**THE PROBLEM:**
Every entry needs to be reproduced exactly.

• • • •

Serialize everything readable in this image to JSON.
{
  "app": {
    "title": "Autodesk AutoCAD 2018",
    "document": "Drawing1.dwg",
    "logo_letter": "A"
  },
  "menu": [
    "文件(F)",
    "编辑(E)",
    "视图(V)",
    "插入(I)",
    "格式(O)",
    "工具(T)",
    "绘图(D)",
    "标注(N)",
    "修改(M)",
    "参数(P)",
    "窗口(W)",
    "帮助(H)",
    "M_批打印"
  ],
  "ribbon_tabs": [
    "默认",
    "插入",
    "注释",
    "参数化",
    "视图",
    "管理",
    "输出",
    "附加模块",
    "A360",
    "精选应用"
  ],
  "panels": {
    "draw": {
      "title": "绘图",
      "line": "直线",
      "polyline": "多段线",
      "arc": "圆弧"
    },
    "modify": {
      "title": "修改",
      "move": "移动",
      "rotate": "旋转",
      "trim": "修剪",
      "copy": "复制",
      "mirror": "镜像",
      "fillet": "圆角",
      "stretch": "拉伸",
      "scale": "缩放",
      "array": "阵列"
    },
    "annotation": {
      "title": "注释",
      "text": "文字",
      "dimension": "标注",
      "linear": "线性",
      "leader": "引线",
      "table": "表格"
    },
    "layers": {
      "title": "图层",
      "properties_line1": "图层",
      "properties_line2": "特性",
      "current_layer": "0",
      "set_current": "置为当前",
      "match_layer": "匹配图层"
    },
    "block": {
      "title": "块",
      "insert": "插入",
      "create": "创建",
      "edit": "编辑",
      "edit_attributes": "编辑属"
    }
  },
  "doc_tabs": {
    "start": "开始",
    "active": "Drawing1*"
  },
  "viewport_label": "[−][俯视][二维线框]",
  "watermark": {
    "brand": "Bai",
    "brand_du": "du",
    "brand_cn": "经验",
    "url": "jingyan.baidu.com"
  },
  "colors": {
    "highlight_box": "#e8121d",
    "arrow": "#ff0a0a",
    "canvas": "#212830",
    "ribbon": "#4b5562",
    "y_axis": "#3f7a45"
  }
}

• • • •

**CORRECT RESULT:**
Serialize everything readable in this image to JSON.
{
  "app": {
    "title": "Autodesk AutoCAD 2018",
    "document": "Drawing1.dwg",
    "logo_letter": "A"
  },
  "menu": [
    "文件(F)",
    "编辑(E)",
    "视图(V)",
    "插入(I)",
    "格式(O)",
    "工具(T)",
    "绘图(D)",
    "标注(N)",
    "修改(M)",
    "参数(P)",
    "窗口(W)",
    "帮助(H)",
    "M_批打印"
  ],
  "ribbon_tabs": [
    "默认",
    "插入",
    "注释",
    "参数化",
    "视图",
    "管理",
    "输出",
    "附加模块",
    "A360",
    "精选应用"
  ],
  "panels": {
    "draw": {
      "title": "绘图",
      "line": "直线",
      "polyline": "多段线",
      "arc": "圆弧"
    },
    "modify": {
      "title": "修改",
      "move": "移动",
      "rotate": "旋转",
      "trim": "修剪",
      "copy": "复制",
      "mirror": "镜像",
      "fillet": "圆角",
      "stretch": "拉伸",
      "scale": "缩放",
      "array": "阵列"
    },
    "annotation": {
      "title": "注释",
      "text": "文字",
      "dimension": "标注",
      "linear": "线性",
      "leader": "引线",
      "table": "表格"
    },
    "layers": {
      "title": "图层",
      "properties_line1": "图层",
      "properties_line2": "特性",
      "current_layer": "0",
      "set_current": "置为当前",
      "match_layer": "匹配图层"
    },
    "block": {
      "title": "块",
      "insert": "插入",
      "create": "创建",
      "edit": "编辑",
      "edit_attributes": "编辑属"
    }
  },
  "doc_tabs": {
    "start": "开始",
    "active": "Drawing1*"
  },
  "viewport_label": "[−][俯视][二维线框]",
  "watermark": {
    "brand": "Bai",
    "brand_du": "du",
    "brand_cn": "经验",
    "url": "jingyan.baidu.com"
  },
  "colors": {
    "highlight_box": "#e8121d",
    "arrow": "#ff0a0a",
    "canvas": "#212830",
    "ribbon": "#4b5562",
    "y_axis": "#3f7a45"
  }
}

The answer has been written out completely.